DO THIS:
Collect every line in the records below that contains the word "color".

RECORDS FOR THE EXERCISE:

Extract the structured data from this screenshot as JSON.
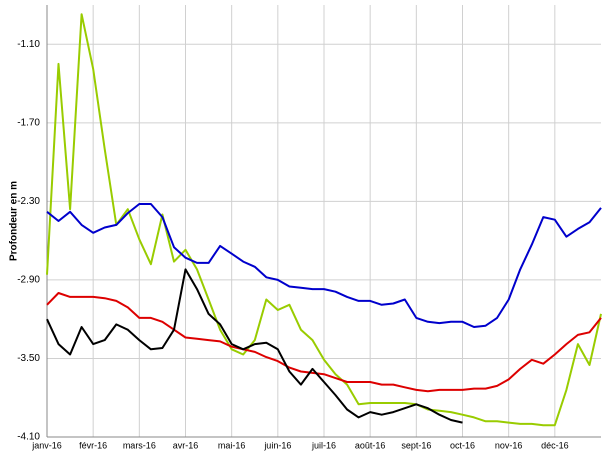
{
  "chart_data": {
    "type": "line",
    "ylabel": "Profondeur en m",
    "x": [
      0,
      0.25,
      0.5,
      0.75,
      1,
      1.25,
      1.5,
      1.75,
      2,
      2.25,
      2.5,
      2.75,
      3,
      3.25,
      3.5,
      3.75,
      4,
      4.25,
      4.5,
      4.75,
      5,
      5.25,
      5.5,
      5.75,
      6,
      6.25,
      6.5,
      6.75,
      7,
      7.25,
      7.5,
      7.75,
      8,
      8.25,
      8.5,
      8.75,
      9,
      9.25,
      9.5,
      9.75,
      10,
      10.25,
      10.5,
      10.75,
      11,
      11.25,
      11.5,
      11.75,
      12
    ],
    "xlim": [
      0,
      12
    ],
    "xticks": [
      {
        "value": 0,
        "label": "janv-16"
      },
      {
        "value": 1,
        "label": "févr-16"
      },
      {
        "value": 2,
        "label": "mars-16"
      },
      {
        "value": 3,
        "label": "avr-16"
      },
      {
        "value": 4,
        "label": "mai-16"
      },
      {
        "value": 5,
        "label": "juin-16"
      },
      {
        "value": 6,
        "label": "juil-16"
      },
      {
        "value": 7,
        "label": "août-16"
      },
      {
        "value": 8,
        "label": "sept-16"
      },
      {
        "value": 9,
        "label": "oct-16"
      },
      {
        "value": 10,
        "label": "nov-16"
      },
      {
        "value": 11,
        "label": "déc-16"
      }
    ],
    "ylim": [
      -4.1,
      -0.8
    ],
    "yticks": [
      {
        "value": -4.1,
        "label": "-4.10"
      },
      {
        "value": -3.5,
        "label": "-3.50"
      },
      {
        "value": -2.9,
        "label": "-2.90"
      },
      {
        "value": -2.3,
        "label": "-2.30"
      },
      {
        "value": -1.7,
        "label": "-1.70"
      },
      {
        "value": -1.1,
        "label": "-1.10"
      }
    ],
    "grid": true,
    "series": [
      {
        "color": "#99cc00",
        "values": [
          -2.86,
          -1.25,
          -2.36,
          -0.87,
          -1.29,
          -1.9,
          -2.48,
          -2.36,
          -2.59,
          -2.78,
          -2.4,
          -2.76,
          -2.67,
          -2.82,
          -3.05,
          -3.28,
          -3.43,
          -3.47,
          -3.36,
          -3.05,
          -3.13,
          -3.09,
          -3.28,
          -3.36,
          -3.51,
          -3.62,
          -3.7,
          -3.85,
          -3.84,
          -3.84,
          -3.84,
          -3.84,
          -3.85,
          -3.89,
          -3.9,
          -3.91,
          -3.93,
          -3.95,
          -3.98,
          -3.98,
          -3.99,
          -4.0,
          -4.0,
          -4.01,
          -4.01,
          -3.74,
          -3.39,
          -3.55,
          -3.16
        ]
      },
      {
        "color": "#0000cc",
        "values": [
          -2.38,
          -2.45,
          -2.38,
          -2.48,
          -2.54,
          -2.5,
          -2.48,
          -2.39,
          -2.32,
          -2.32,
          -2.42,
          -2.65,
          -2.73,
          -2.77,
          -2.77,
          -2.64,
          -2.7,
          -2.76,
          -2.8,
          -2.88,
          -2.9,
          -2.95,
          -2.96,
          -2.97,
          -2.97,
          -2.99,
          -3.03,
          -3.06,
          -3.06,
          -3.09,
          -3.08,
          -3.05,
          -3.19,
          -3.22,
          -3.23,
          -3.22,
          -3.22,
          -3.26,
          -3.25,
          -3.19,
          -3.05,
          -2.82,
          -2.63,
          -2.42,
          -2.44,
          -2.57,
          -2.51,
          -2.46,
          -2.35
        ]
      },
      {
        "color": "#dd0000",
        "values": [
          -3.09,
          -3.0,
          -3.03,
          -3.03,
          -3.03,
          -3.04,
          -3.06,
          -3.11,
          -3.19,
          -3.19,
          -3.22,
          -3.28,
          -3.34,
          -3.35,
          -3.36,
          -3.37,
          -3.41,
          -3.43,
          -3.45,
          -3.49,
          -3.52,
          -3.57,
          -3.6,
          -3.61,
          -3.62,
          -3.65,
          -3.68,
          -3.68,
          -3.68,
          -3.7,
          -3.7,
          -3.72,
          -3.74,
          -3.75,
          -3.74,
          -3.74,
          -3.74,
          -3.73,
          -3.73,
          -3.71,
          -3.66,
          -3.58,
          -3.51,
          -3.54,
          -3.47,
          -3.39,
          -3.32,
          -3.3,
          -3.19
        ]
      },
      {
        "color": "#000000",
        "values": [
          -3.2,
          -3.39,
          -3.47,
          -3.26,
          -3.39,
          -3.36,
          -3.24,
          -3.28,
          -3.36,
          -3.43,
          -3.42,
          -3.28,
          -2.82,
          -2.97,
          -3.16,
          -3.24,
          -3.39,
          -3.43,
          -3.39,
          -3.38,
          -3.43,
          -3.6,
          -3.7,
          -3.58,
          -3.68,
          -3.78,
          -3.89,
          -3.95,
          -3.91,
          -3.93,
          -3.91,
          -3.88,
          -3.85,
          -3.88,
          -3.93,
          -3.97,
          -3.99,
          null,
          null,
          null,
          null,
          null,
          null,
          null,
          null,
          null,
          null,
          null,
          null
        ]
      }
    ]
  }
}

RESPONSE:
        "color": "#99cc00",
        "color": "#0000cc",
        "color": "#dd0000",
        "color": "#000000",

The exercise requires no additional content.